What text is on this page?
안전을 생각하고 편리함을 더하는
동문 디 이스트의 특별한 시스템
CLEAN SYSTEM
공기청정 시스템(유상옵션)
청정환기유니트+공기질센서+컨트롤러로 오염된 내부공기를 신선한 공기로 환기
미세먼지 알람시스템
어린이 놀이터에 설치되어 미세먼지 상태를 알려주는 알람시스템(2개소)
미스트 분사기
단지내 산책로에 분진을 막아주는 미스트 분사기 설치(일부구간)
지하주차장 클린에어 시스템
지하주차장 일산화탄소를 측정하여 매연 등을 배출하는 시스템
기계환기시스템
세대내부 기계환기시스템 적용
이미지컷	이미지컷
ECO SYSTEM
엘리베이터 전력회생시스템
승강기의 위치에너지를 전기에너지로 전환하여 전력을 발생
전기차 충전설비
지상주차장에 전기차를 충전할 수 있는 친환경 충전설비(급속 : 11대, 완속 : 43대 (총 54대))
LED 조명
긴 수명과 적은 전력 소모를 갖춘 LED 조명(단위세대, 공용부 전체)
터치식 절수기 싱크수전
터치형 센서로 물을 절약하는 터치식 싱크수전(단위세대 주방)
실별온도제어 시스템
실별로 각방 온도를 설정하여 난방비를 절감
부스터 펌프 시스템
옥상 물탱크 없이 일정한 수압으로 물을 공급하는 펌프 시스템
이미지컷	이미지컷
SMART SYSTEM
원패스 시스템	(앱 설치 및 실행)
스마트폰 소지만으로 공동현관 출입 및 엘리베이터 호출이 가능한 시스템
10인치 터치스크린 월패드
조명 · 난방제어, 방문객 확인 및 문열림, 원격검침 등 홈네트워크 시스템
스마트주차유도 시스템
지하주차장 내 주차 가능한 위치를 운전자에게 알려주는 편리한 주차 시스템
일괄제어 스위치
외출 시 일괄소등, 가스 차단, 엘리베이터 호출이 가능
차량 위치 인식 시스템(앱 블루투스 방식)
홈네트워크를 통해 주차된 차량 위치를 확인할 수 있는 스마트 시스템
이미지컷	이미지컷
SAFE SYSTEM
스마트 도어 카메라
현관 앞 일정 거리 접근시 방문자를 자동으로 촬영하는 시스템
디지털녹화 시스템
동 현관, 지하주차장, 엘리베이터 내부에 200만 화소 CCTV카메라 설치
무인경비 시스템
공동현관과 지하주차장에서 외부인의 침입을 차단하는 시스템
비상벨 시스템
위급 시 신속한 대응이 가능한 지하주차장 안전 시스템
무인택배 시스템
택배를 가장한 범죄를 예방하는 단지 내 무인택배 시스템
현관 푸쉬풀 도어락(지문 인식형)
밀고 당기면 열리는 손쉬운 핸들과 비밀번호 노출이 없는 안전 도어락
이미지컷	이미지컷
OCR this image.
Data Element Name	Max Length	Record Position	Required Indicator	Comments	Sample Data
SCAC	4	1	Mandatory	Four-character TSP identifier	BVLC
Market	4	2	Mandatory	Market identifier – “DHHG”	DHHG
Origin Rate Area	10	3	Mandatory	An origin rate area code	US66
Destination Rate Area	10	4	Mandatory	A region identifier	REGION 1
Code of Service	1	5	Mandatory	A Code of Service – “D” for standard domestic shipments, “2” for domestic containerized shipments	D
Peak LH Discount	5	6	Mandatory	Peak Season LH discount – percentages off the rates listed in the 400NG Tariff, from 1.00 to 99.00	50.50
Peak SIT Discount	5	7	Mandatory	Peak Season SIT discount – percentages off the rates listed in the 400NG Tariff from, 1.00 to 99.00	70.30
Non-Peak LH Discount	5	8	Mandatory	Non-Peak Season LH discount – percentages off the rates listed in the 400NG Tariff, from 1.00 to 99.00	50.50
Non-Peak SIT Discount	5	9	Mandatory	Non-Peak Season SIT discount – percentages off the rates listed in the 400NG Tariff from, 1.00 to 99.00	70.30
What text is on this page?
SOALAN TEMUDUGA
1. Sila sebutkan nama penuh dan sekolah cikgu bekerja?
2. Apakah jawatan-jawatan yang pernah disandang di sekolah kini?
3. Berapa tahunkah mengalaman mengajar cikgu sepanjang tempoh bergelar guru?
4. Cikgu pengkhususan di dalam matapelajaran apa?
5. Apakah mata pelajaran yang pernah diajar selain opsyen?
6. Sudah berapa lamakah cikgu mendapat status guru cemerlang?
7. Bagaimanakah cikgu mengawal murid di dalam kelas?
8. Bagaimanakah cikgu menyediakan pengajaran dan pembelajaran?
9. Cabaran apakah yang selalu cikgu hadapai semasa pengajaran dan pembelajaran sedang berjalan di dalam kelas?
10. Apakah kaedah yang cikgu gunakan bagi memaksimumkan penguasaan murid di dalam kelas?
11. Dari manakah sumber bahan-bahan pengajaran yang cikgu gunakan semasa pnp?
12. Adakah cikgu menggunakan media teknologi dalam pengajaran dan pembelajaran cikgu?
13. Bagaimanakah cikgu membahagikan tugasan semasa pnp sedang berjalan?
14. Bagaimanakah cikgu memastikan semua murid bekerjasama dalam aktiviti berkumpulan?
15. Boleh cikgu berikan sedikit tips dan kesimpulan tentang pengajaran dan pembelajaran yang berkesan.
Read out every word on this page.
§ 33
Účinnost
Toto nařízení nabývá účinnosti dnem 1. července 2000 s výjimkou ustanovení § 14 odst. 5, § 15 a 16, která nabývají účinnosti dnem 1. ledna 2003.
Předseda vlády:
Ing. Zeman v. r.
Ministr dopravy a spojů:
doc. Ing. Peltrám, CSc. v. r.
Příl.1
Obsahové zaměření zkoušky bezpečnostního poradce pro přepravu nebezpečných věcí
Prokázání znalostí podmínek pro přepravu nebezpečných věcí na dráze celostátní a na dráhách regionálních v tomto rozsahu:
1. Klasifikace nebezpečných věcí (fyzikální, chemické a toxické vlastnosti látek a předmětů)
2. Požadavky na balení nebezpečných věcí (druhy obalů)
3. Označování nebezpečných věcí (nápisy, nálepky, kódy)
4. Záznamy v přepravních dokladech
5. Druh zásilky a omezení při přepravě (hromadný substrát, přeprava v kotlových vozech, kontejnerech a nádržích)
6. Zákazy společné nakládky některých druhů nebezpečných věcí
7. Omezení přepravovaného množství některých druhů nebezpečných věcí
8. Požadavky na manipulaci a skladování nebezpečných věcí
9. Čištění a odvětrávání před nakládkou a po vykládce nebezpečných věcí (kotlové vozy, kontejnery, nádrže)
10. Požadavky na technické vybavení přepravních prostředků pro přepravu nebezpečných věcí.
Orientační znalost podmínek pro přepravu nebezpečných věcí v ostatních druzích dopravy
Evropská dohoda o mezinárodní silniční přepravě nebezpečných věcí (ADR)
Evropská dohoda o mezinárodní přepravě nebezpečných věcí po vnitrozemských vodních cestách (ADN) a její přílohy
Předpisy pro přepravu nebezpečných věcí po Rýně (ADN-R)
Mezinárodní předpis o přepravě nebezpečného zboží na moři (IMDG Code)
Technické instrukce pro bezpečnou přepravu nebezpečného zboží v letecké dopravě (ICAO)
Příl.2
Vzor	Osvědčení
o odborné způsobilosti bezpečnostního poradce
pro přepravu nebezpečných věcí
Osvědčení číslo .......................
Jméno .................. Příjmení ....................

|---|

● Aim:
Using the listing above, reproduce each line without omission.

● Correct answer:
What text is on this page?
안전을 생각하고 편리함을 더하는
동문 디 이스트의 특별한 시스템
CLEAN SYSTEM
공기청정 시스템(유상옵션)
청정환기유니트+공기질센서+컨트롤러로 오염된 내부공기를 신선한 공기로 환기
미세먼지 알람시스템
어린이 놀이터에 설치되어 미세먼지 상태를 알려주는 알람시스템(2개소)
미스트 분사기
단지내 산책로에 분진을 막아주는 미스트 분사기 설치(일부구간)
지하주차장 클린에어 시스템
지하주차장 일산화탄소를 측정하여 매연 등을 배출하는 시스템
기계환기시스템
세대내부 기계환기시스템 적용
이미지컷	이미지컷
ECO SYSTEM
엘리베이터 전력회생시스템
승강기의 위치에너지를 전기에너지로 전환하여 전력을 발생
전기차 충전설비
지상주차장에 전기차를 충전할 수 있는 친환경 충전설비(급속 : 11대, 완속 : 43대 (총 54대))
LED 조명
긴 수명과 적은 전력 소모를 갖춘 LED 조명(단위세대, 공용부 전체)
터치식 절수기 싱크수전
터치형 센서로 물을 절약하는 터치식 싱크수전(단위세대 주방)
실별온도제어 시스템
실별로 각방 온도를 설정하여 난방비를 절감
부스터 펌프 시스템
옥상 물탱크 없이 일정한 수압으로 물을 공급하는 펌프 시스템
이미지컷	이미지컷
SMART SYSTEM
원패스 시스템	(앱 설치 및 실행)
스마트폰 소지만으로 공동현관 출입 및 엘리베이터 호출이 가능한 시스템
10인치 터치스크린 월패드
조명 · 난방제어, 방문객 확인 및 문열림, 원격검침 등 홈네트워크 시스템
스마트주차유도 시스템
지하주차장 내 주차 가능한 위치를 운전자에게 알려주는 편리한 주차 시스템
일괄제어 스위치
외출 시 일괄소등, 가스 차단, 엘리베이터 호출이 가능
차량 위치 인식 시스템(앱 블루투스 방식)
홈네트워크를 통해 주차된 차량 위치를 확인할 수 있는 스마트 시스템
이미지컷	이미지컷
SAFE SYSTEM
스마트 도어 카메라
현관 앞 일정 거리 접근시 방문자를 자동으로 촬영하는 시스템
디지털녹화 시스템
동 현관, 지하주차장, 엘리베이터 내부에 200만 화소 CCTV카메라 설치
무인경비 시스템
공동현관과 지하주차장에서 외부인의 침입을 차단하는 시스템
비상벨 시스템
위급 시 신속한 대응이 가능한 지하주차장 안전 시스템
무인택배 시스템
택배를 가장한 범죄를 예방하는 단지 내 무인택배 시스템
현관 푸쉬풀 도어락(지문 인식형)
밀고 당기면 열리는 손쉬운 핸들과 비밀번호 노출이 없는 안전 도어락
이미지컷	이미지컷
OCR this image.
Data Element Name	Max Length	Record Position	Required Indicator	Comments	Sample Data
SCAC	4	1	Mandatory	Four-character TSP identifier	BVLC
Market	4	2	Mandatory	Market identifier – “DHHG”	DHHG
Origin Rate Area	10	3	Mandatory	An origin rate area code	US66
Destination Rate Area	10	4	Mandatory	A region identifier	REGION 1
Code of Service	1	5	Mandatory	A Code of Service – “D” for standard domestic shipments, “2” for domestic containerized shipments	D
Peak LH Discount	5	6	Mandatory	Peak Season LH discount – percentages off the rates listed in the 400NG Tariff, from 1.00 to 99.00	50.50
Peak SIT Discount	5	7	Mandatory	Peak Season SIT discount – percentages off the rates listed in the 400NG Tariff from, 1.00 to 99.00	70.30
Non-Peak LH Discount	5	8	Mandatory	Non-Peak Season LH discount – percentages off the rates listed in the 400NG Tariff, from 1.00 to 99.00	50.50
Non-Peak SIT Discount	5	9	Mandatory	Non-Peak Season SIT discount – percentages off the rates listed in the 400NG Tariff from, 1.00 to 99.00	70.30
What text is on this page?
SOALAN TEMUDUGA
1. Sila sebutkan nama penuh dan sekolah cikgu bekerja?
2. Apakah jawatan-jawatan yang pernah disandang di sekolah kini?
3. Berapa tahunkah mengalaman mengajar cikgu sepanjang tempoh bergelar guru?
4. Cikgu pengkhususan di dalam matapelajaran apa?
5. Apakah mata pelajaran yang pernah diajar selain opsyen?
6. Sudah berapa lamakah cikgu mendapat status guru cemerlang?
7. Bagaimanakah cikgu mengawal murid di dalam kelas?
8. Bagaimanakah cikgu menyediakan pengajaran dan pembelajaran?
9. Cabaran apakah yang selalu cikgu hadapai semasa pengajaran dan pembelajaran sedang berjalan di dalam kelas?
10. Apakah kaedah yang cikgu gunakan bagi memaksimumkan penguasaan murid di dalam kelas?
11. Dari manakah sumber bahan-bahan pengajaran yang cikgu gunakan semasa pnp?
12. Adakah cikgu menggunakan media teknologi dalam pengajaran dan pembelajaran cikgu?
13. Bagaimanakah cikgu membahagikan tugasan semasa pnp sedang berjalan?
14. Bagaimanakah cikgu memastikan semua murid bekerjasama dalam aktiviti berkumpulan?
15. Boleh cikgu berikan sedikit tips dan kesimpulan tentang pengajaran dan pembelajaran yang berkesan.
Read out every word on this page.
§ 33
Účinnost
Toto nařízení nabývá účinnosti dnem 1. července 2000 s výjimkou ustanovení § 14 odst. 5, § 15 a 16, která nabývají účinnosti dnem 1. ledna 2003.
Předseda vlády:
Ing. Zeman v. r.
Ministr dopravy a spojů:
doc. Ing. Peltrám, CSc. v. r.
Příl.1
Obsahové zaměření zkoušky bezpečnostního poradce pro přepravu nebezpečných věcí
Prokázání znalostí podmínek pro přepravu nebezpečných věcí na dráze celostátní a na dráhách regionálních v tomto rozsahu:
1. Klasifikace nebezpečných věcí (fyzikální, chemické a toxické vlastnosti látek a předmětů)
2. Požadavky na balení nebezpečných věcí (druhy obalů)
3. Označování nebezpečných věcí (nápisy, nálepky, kódy)
4. Záznamy v přepravních dokladech
5. Druh zásilky a omezení při přepravě (hromadný substrát, přeprava v kotlových vozech, kontejnerech a nádržích)
6. Zákazy společné nakládky některých druhů nebezpečných věcí
7. Omezení přepravovaného množství některých druhů nebezpečných věcí
8. Požadavky na manipulaci a skladování nebezpečných věcí
9. Čištění a odvětrávání před nakládkou a po vykládce nebezpečných věcí (kotlové vozy, kontejnery, nádrže)
10. Požadavky na technické vybavení přepravních prostředků pro přepravu nebezpečných věcí.
Orientační znalost podmínek pro přepravu nebezpečných věcí v ostatních druzích dopravy
Evropská dohoda o mezinárodní silniční přepravě nebezpečných věcí (ADR)
Evropská dohoda o mezinárodní přepravě nebezpečných věcí po vnitrozemských vodních cestách (ADN) a její přílohy
Předpisy pro přepravu nebezpečných věcí po Rýně (ADN-R)
Mezinárodní předpis o přepravě nebezpečného zboží na moři (IMDG Code)
Technické instrukce pro bezpečnou přepravu nebezpečného zboží v letecké dopravě (ICAO)
Příl.2
Vzor	Osvědčení
o odborné způsobilosti bezpečnostního poradce
pro přepravu nebezpečných věcí
Osvědčení číslo .......................
Jméno .................. Příjmení ....................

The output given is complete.